- _Task to carry out_: The lines to be copied run from the one containing "Extract the structured" to the end of the material below; reproduce them exactly, including both ends, and nothing more.

- _Record extracts_:
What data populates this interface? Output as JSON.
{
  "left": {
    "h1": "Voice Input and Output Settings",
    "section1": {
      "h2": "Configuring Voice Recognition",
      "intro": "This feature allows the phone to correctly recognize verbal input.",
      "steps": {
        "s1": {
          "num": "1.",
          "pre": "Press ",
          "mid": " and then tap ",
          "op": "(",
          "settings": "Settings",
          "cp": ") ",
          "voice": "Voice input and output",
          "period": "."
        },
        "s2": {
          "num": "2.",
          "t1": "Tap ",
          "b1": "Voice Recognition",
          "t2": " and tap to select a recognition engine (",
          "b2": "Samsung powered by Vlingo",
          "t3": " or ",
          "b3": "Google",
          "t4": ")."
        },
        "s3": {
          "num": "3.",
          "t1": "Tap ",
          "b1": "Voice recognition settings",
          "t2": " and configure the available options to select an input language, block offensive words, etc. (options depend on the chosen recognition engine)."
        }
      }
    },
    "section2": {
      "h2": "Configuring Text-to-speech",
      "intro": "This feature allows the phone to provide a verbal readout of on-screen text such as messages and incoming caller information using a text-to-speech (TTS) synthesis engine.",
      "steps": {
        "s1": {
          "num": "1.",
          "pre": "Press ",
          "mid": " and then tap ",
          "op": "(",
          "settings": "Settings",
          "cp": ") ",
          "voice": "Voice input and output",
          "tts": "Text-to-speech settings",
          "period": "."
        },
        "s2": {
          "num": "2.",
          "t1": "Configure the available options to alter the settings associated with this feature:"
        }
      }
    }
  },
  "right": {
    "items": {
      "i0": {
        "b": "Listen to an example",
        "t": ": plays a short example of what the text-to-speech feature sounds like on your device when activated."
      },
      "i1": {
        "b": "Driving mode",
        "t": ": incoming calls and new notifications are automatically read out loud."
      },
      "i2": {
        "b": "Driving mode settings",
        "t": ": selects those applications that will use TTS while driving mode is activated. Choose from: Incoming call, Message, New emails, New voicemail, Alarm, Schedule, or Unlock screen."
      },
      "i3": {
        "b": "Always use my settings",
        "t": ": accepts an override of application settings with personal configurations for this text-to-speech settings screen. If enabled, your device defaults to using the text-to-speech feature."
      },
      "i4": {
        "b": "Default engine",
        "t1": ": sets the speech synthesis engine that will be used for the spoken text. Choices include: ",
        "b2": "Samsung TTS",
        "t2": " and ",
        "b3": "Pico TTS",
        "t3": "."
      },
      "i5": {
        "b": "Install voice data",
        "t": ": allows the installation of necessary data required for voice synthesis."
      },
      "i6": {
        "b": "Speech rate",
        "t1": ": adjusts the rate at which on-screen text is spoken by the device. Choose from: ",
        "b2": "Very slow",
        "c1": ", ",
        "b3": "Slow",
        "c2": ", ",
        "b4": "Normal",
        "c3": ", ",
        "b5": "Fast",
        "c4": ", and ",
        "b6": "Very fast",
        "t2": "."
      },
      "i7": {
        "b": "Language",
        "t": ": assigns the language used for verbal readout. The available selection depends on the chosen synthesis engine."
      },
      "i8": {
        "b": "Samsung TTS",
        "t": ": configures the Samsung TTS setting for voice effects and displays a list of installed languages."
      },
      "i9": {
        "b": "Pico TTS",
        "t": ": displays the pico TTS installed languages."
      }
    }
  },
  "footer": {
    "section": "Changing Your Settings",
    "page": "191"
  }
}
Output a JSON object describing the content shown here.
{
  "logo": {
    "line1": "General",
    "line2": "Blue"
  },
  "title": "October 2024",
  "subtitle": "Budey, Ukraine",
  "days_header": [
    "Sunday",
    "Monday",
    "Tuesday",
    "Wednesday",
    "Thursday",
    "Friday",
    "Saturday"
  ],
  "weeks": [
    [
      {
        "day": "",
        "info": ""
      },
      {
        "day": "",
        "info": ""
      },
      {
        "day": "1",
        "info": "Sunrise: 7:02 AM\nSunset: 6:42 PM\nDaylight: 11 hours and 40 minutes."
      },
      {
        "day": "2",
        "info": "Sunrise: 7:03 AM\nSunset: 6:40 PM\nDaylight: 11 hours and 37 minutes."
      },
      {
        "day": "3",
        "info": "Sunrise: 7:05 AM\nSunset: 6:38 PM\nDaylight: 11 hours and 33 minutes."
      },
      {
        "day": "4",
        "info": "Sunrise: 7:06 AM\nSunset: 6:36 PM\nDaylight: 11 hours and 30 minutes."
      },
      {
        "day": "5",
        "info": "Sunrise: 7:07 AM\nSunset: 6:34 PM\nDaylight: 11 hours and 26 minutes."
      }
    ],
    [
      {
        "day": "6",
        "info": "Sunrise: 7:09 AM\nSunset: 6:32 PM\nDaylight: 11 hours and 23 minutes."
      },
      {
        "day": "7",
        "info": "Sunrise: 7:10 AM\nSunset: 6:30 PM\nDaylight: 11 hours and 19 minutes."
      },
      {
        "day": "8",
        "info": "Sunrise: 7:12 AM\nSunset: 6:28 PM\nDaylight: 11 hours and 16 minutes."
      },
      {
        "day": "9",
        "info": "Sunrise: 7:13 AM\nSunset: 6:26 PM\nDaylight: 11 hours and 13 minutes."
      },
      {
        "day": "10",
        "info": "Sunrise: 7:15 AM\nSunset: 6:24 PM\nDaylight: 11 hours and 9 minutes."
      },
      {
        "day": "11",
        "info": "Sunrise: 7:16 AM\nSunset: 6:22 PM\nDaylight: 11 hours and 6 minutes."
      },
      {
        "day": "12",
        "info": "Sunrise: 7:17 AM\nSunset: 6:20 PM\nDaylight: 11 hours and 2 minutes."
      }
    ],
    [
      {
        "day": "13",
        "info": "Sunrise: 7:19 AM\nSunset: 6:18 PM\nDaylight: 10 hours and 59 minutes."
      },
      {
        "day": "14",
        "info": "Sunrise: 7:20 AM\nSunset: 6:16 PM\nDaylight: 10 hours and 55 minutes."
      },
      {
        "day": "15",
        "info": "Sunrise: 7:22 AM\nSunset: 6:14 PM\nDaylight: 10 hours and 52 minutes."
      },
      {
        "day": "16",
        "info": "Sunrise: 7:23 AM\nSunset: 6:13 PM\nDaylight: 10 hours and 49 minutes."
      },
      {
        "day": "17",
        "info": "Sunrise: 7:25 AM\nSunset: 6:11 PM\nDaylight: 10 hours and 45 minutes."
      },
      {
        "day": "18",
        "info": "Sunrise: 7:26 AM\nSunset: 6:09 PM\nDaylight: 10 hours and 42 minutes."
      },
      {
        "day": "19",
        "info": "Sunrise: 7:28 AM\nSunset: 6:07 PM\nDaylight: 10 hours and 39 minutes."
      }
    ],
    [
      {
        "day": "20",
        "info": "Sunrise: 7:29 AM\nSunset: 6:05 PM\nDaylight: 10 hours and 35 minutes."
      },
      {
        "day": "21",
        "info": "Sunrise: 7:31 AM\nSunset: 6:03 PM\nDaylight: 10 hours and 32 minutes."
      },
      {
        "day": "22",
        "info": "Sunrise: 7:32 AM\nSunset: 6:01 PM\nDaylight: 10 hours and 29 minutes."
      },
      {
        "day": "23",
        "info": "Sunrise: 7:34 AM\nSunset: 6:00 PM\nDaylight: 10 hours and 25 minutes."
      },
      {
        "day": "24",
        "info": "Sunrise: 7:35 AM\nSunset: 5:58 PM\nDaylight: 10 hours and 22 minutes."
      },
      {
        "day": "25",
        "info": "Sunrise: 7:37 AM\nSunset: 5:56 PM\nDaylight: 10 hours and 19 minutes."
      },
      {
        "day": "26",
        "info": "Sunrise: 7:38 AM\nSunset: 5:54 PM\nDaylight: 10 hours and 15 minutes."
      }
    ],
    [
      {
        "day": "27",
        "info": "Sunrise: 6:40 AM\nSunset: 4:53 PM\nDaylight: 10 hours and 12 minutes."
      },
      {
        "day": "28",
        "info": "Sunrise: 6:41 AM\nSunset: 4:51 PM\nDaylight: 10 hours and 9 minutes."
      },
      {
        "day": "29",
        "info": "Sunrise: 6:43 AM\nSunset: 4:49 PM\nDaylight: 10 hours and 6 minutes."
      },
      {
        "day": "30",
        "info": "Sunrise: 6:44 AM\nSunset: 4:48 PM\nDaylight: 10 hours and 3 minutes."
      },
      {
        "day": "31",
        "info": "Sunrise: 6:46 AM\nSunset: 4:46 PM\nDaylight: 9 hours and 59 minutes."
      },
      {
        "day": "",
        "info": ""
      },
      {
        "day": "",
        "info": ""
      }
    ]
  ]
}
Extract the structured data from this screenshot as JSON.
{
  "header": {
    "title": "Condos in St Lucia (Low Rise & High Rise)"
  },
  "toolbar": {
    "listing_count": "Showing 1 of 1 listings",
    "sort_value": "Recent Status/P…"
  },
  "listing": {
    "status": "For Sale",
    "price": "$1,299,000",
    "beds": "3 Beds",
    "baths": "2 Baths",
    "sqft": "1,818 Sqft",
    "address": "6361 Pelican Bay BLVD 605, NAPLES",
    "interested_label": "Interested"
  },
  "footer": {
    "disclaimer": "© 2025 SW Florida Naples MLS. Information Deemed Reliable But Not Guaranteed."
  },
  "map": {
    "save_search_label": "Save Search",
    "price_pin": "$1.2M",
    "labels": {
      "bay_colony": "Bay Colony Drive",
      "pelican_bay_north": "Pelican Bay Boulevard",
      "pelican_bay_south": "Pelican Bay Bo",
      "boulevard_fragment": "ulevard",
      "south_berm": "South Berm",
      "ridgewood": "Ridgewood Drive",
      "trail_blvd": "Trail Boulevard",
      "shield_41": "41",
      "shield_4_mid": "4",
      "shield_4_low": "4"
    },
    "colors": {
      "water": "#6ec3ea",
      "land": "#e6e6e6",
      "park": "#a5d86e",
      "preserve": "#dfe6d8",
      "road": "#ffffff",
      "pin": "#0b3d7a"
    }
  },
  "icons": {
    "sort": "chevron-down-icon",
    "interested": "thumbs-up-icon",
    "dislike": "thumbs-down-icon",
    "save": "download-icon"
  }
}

- _Answer in full_:
Extract the structured data from this screenshot as JSON.
{
  "header": {
    "title": "Condos in St Lucia (Low Rise & High Rise)"
  },
  "toolbar": {
    "listing_count": "Showing 1 of 1 listings",
    "sort_value": "Recent Status/P…"
  },
  "listing": {
    "status": "For Sale",
    "price": "$1,299,000",
    "beds": "3 Beds",
    "baths": "2 Baths",
    "sqft": "1,818 Sqft",
    "address": "6361 Pelican Bay BLVD 605, NAPLES",
    "interested_label": "Interested"
  },
  "footer": {
    "disclaimer": "© 2025 SW Florida Naples MLS. Information Deemed Reliable But Not Guaranteed."
  },
  "map": {
    "save_search_label": "Save Search",
    "price_pin": "$1.2M",
    "labels": {
      "bay_colony": "Bay Colony Drive",
      "pelican_bay_north": "Pelican Bay Boulevard",
      "pelican_bay_south": "Pelican Bay Bo",
      "boulevard_fragment": "ulevard",
      "south_berm": "South Berm",
      "ridgewood": "Ridgewood Drive",
      "trail_blvd": "Trail Boulevard",
      "shield_41": "41",
      "shield_4_mid": "4",
      "shield_4_low": "4"
    },
    "colors": {
      "water": "#6ec3ea",
      "land": "#e6e6e6",
      "park": "#a5d86e",
      "preserve": "#dfe6d8",
      "road": "#ffffff",
      "pin": "#0b3d7a"
    }
  },
  "icons": {
    "sort": "chevron-down-icon",
    "interested": "thumbs-up-icon",
    "dislike": "thumbs-down-icon",
    "save": "download-icon"
  }
}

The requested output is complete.